§ RECORDS FOR PROCESSING:
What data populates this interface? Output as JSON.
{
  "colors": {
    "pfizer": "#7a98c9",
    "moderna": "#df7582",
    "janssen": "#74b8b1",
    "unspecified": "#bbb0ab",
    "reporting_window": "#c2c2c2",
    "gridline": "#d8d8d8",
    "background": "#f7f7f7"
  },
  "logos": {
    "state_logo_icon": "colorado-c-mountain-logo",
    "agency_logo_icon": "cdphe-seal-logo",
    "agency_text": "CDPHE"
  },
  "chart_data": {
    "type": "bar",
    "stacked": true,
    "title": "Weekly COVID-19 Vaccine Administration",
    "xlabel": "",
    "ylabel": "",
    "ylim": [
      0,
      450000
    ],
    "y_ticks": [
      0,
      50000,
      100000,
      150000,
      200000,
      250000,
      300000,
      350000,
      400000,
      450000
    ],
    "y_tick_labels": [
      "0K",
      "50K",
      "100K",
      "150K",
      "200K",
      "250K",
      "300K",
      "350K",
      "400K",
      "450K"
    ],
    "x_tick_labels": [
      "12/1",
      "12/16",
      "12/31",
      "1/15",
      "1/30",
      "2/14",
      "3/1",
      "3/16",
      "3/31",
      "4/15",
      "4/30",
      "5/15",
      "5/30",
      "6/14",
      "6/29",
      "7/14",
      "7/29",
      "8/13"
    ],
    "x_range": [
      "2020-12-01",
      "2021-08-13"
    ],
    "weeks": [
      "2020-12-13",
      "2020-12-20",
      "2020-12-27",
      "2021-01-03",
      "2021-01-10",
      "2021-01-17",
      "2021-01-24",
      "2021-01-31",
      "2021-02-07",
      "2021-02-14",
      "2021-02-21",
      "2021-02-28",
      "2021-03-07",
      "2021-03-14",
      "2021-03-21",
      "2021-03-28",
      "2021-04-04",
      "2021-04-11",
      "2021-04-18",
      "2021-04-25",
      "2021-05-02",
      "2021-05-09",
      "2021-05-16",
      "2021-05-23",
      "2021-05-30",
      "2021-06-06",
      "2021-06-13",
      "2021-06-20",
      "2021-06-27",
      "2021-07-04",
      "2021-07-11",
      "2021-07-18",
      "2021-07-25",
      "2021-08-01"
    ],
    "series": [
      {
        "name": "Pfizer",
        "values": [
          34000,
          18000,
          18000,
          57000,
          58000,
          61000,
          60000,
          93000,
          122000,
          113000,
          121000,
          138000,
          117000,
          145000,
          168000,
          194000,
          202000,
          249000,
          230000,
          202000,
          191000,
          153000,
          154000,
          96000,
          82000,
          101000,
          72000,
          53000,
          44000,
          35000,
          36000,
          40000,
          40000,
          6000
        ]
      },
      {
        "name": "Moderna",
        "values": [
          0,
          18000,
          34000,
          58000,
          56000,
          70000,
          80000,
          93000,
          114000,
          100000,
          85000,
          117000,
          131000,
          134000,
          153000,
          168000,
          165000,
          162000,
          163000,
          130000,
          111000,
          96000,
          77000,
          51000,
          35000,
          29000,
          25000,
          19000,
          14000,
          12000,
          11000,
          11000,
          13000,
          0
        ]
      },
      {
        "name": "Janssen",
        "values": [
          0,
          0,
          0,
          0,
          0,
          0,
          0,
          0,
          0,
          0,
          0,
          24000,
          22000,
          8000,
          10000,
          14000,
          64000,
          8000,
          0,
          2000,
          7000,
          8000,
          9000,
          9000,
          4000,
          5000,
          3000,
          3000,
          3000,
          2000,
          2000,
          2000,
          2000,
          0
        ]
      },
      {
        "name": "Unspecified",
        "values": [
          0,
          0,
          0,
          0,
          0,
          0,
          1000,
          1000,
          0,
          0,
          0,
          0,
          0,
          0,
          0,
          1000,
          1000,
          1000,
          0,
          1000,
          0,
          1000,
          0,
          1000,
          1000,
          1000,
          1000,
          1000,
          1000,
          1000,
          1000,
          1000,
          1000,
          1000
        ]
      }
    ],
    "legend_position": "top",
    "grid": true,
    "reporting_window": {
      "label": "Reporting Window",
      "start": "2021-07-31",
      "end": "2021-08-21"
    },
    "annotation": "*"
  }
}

§ TASK STATEMENT: Find the string "name" in the records, then copy each line where it occurs.

§ THE COMPLETED TASK:
        "name": "Pfizer",
        "name": "Moderna",
        "name": "Janssen",
        "name": "Unspecified",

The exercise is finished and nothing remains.